» Challenge: Print the entire listing. Each line must match the original exactly.

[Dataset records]
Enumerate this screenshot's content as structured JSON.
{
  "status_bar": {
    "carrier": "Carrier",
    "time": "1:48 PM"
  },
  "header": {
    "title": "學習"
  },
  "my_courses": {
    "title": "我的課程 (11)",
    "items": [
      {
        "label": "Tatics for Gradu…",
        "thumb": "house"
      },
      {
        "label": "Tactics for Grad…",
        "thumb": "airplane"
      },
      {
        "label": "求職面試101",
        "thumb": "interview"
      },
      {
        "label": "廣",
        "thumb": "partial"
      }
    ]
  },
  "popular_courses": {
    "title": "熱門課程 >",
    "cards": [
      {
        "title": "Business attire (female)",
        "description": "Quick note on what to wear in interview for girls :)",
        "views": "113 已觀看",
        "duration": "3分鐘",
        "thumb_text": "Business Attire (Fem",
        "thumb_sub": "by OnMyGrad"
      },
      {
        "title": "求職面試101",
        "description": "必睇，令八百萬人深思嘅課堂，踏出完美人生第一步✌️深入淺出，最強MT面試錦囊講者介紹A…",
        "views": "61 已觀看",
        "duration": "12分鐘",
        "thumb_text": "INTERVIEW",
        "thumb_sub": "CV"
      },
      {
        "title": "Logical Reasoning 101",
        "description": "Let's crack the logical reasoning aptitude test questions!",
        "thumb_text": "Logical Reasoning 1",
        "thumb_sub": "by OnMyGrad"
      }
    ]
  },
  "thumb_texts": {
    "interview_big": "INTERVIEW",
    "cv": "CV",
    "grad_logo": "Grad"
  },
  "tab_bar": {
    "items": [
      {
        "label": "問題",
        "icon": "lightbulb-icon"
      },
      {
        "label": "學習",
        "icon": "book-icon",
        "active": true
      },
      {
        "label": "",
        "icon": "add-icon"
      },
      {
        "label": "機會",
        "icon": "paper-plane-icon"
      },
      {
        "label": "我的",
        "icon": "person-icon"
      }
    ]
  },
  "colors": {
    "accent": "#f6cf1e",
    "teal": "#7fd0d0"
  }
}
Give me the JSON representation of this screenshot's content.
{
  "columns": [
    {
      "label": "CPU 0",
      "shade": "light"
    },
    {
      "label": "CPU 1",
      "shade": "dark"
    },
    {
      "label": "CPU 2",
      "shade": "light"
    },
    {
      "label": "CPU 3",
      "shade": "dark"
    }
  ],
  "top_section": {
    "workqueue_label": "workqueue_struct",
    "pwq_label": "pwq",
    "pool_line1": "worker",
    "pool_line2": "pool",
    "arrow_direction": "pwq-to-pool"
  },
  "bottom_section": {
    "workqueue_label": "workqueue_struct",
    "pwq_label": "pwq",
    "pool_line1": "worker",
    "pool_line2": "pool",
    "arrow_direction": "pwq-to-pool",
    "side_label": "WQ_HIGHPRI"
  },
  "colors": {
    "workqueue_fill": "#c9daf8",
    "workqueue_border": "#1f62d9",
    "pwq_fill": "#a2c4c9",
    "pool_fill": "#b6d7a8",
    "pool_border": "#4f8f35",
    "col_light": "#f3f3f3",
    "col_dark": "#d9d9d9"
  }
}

» Output:
Enumerate this screenshot's content as structured JSON.
{
  "status_bar": {
    "carrier": "Carrier",
    "time": "1:48 PM"
  },
  "header": {
    "title": "學習"
  },
  "my_courses": {
    "title": "我的課程 (11)",
    "items": [
      {
        "label": "Tatics for Gradu…",
        "thumb": "house"
      },
      {
        "label": "Tactics for Grad…",
        "thumb": "airplane"
      },
      {
        "label": "求職面試101",
        "thumb": "interview"
      },
      {
        "label": "廣",
        "thumb": "partial"
      }
    ]
  },
  "popular_courses": {
    "title": "熱門課程 >",
    "cards": [
      {
        "title": "Business attire (female)",
        "description": "Quick note on what to wear in interview for girls :)",
        "views": "113 已觀看",
        "duration": "3分鐘",
        "thumb_text": "Business Attire (Fem",
        "thumb_sub": "by OnMyGrad"
      },
      {
        "title": "求職面試101",
        "description": "必睇，令八百萬人深思嘅課堂，踏出完美人生第一步✌️深入淺出，最強MT面試錦囊講者介紹A…",
        "views": "61 已觀看",
        "duration": "12分鐘",
        "thumb_text": "INTERVIEW",
        "thumb_sub": "CV"
      },
      {
        "title": "Logical Reasoning 101",
        "description": "Let's crack the logical reasoning aptitude test questions!",
        "thumb_text": "Logical Reasoning 1",
        "thumb_sub": "by OnMyGrad"
      }
    ]
  },
  "thumb_texts": {
    "interview_big": "INTERVIEW",
    "cv": "CV",
    "grad_logo": "Grad"
  },
  "tab_bar": {
    "items": [
      {
        "label": "問題",
        "icon": "lightbulb-icon"
      },
      {
        "label": "學習",
        "icon": "book-icon",
        "active": true
      },
      {
        "label": "",
        "icon": "add-icon"
      },
      {
        "label": "機會",
        "icon": "paper-plane-icon"
      },
      {
        "label": "我的",
        "icon": "person-icon"
      }
    ]
  },
  "colors": {
    "accent": "#f6cf1e",
    "teal": "#7fd0d0"
  }
}
Give me the JSON representation of this screenshot's content.
{
  "columns": [
    {
      "label": "CPU 0",
      "shade": "light"
    },
    {
      "label": "CPU 1",
      "shade": "dark"
    },
    {
      "label": "CPU 2",
      "shade": "light"
    },
    {
      "label": "CPU 3",
      "shade": "dark"
    }
  ],
  "top_section": {
    "workqueue_label": "workqueue_struct",
    "pwq_label": "pwq",
    "pool_line1": "worker",
    "pool_line2": "pool",
    "arrow_direction": "pwq-to-pool"
  },
  "bottom_section": {
    "workqueue_label": "workqueue_struct",
    "pwq_label": "pwq",
    "pool_line1": "worker",
    "pool_line2": "pool",
    "arrow_direction": "pwq-to-pool",
    "side_label": "WQ_HIGHPRI"
  },
  "colors": {
    "workqueue_fill": "#c9daf8",
    "workqueue_border": "#1f62d9",
    "pwq_fill": "#a2c4c9",
    "pool_fill": "#b6d7a8",
    "pool_border": "#4f8f35",
    "col_light": "#f3f3f3",
    "col_dark": "#d9d9d9"
  }
}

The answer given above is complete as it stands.